**Your goal**
Filter the data below for the string "ylabel" and copy each matching line.

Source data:

↓↓↓

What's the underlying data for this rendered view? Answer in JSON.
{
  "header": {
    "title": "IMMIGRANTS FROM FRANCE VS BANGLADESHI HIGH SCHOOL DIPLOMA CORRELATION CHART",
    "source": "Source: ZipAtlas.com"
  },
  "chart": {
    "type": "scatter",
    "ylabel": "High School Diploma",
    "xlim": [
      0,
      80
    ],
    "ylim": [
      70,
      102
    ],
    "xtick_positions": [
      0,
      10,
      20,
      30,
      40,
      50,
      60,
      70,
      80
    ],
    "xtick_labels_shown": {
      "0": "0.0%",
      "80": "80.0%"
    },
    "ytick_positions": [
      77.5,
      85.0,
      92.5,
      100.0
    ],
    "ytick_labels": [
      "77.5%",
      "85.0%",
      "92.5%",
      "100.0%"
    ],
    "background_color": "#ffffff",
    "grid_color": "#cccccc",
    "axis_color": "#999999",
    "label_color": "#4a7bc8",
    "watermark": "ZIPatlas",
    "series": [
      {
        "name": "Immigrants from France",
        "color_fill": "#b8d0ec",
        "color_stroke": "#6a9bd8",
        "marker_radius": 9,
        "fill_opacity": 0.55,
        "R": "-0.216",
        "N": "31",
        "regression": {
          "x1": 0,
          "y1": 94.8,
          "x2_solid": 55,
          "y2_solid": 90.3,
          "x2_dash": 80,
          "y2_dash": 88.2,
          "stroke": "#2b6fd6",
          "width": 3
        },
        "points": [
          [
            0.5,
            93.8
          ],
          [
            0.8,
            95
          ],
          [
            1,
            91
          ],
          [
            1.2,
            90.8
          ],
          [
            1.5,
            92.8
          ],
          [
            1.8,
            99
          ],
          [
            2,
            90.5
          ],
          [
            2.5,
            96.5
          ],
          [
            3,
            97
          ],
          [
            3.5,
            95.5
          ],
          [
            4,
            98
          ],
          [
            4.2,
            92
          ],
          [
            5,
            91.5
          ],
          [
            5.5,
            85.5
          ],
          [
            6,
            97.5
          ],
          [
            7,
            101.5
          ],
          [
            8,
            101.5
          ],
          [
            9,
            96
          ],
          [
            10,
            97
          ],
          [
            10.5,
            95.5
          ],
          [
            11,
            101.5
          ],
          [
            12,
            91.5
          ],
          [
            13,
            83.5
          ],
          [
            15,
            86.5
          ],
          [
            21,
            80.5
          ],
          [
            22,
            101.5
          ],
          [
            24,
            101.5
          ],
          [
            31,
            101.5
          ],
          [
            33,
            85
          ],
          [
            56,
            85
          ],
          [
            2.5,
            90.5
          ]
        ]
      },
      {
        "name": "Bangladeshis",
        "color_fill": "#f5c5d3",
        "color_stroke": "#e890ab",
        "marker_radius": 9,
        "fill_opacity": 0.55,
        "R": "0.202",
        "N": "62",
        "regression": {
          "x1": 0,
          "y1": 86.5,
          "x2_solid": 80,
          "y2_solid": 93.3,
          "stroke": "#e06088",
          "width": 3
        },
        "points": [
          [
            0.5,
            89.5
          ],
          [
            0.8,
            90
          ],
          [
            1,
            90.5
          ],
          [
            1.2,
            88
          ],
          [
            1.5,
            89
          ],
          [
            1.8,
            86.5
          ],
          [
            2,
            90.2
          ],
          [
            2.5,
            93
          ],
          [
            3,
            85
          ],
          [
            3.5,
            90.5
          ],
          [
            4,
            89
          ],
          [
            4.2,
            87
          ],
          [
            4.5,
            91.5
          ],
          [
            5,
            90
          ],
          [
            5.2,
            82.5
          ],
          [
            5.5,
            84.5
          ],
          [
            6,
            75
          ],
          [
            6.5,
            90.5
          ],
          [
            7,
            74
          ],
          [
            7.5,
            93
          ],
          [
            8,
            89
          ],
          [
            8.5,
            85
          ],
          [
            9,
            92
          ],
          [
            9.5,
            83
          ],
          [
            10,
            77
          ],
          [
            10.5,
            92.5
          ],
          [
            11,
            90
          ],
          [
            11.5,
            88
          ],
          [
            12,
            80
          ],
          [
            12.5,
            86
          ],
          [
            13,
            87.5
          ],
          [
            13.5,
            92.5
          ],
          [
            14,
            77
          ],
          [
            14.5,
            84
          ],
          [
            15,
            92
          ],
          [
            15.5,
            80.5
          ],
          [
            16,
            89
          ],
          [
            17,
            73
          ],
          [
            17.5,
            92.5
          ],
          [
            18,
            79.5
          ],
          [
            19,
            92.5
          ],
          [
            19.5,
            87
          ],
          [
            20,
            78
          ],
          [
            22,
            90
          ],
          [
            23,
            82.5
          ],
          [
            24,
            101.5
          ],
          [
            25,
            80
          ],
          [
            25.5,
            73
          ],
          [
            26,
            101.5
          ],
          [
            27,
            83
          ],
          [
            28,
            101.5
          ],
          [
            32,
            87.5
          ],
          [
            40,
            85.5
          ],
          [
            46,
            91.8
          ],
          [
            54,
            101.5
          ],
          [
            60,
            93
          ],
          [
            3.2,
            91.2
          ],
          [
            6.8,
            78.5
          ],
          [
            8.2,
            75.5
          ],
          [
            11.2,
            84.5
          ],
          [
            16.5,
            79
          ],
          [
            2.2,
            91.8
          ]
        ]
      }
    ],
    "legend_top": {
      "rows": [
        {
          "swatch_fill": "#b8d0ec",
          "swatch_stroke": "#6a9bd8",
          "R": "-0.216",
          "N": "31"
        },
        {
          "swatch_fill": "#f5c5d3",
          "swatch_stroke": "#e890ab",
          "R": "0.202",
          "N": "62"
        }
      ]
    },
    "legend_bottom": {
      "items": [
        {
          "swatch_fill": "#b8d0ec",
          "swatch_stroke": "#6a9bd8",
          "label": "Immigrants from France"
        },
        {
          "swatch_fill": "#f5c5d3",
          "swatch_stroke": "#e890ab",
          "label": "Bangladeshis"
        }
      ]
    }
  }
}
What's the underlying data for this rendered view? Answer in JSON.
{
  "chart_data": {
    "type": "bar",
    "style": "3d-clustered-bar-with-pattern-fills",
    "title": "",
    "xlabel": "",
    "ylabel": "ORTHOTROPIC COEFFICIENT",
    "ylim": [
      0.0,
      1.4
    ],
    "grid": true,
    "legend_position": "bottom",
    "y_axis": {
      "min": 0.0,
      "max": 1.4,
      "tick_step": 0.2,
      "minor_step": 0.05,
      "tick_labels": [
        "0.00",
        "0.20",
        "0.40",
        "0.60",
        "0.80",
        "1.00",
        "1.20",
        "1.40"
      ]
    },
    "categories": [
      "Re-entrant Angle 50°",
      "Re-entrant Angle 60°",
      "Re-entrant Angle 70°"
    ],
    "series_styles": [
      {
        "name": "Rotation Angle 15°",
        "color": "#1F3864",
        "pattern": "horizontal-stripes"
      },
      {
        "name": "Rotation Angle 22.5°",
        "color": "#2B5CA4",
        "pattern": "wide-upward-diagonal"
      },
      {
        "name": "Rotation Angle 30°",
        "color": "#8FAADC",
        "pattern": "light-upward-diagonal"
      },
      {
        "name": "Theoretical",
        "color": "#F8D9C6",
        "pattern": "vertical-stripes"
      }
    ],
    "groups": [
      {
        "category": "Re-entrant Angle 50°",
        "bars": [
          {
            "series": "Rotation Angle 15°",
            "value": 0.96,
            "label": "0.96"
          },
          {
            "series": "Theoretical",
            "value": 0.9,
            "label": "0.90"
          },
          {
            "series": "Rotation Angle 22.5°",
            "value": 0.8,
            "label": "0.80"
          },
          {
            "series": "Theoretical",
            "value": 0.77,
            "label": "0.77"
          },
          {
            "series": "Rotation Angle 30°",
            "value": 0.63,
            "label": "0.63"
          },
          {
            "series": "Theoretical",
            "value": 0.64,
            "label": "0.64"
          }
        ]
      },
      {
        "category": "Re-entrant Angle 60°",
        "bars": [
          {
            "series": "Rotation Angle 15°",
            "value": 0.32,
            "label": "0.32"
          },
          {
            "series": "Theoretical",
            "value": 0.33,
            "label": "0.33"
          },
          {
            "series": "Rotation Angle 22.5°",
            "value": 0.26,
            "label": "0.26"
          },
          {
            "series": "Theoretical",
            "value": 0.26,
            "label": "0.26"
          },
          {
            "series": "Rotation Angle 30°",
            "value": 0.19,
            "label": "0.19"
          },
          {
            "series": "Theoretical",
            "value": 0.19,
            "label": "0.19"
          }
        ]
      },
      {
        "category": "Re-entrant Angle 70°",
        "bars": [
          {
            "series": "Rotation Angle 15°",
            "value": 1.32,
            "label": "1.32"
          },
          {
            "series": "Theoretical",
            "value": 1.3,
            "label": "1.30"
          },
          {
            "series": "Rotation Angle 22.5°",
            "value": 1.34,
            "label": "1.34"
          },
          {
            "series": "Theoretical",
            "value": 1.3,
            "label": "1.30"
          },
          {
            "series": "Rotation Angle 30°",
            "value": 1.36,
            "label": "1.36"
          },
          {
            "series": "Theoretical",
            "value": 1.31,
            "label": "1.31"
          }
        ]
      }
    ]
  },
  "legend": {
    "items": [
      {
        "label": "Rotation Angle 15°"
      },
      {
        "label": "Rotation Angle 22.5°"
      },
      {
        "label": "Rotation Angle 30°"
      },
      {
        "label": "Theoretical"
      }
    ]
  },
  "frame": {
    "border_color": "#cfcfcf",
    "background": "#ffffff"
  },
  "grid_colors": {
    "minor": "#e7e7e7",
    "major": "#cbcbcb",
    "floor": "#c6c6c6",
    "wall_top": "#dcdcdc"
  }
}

↑↑↑

**Exercise output**
    "ylabel": "High School Diploma",
    "ylabel": "ORTHOTROPIC COEFFICIENT",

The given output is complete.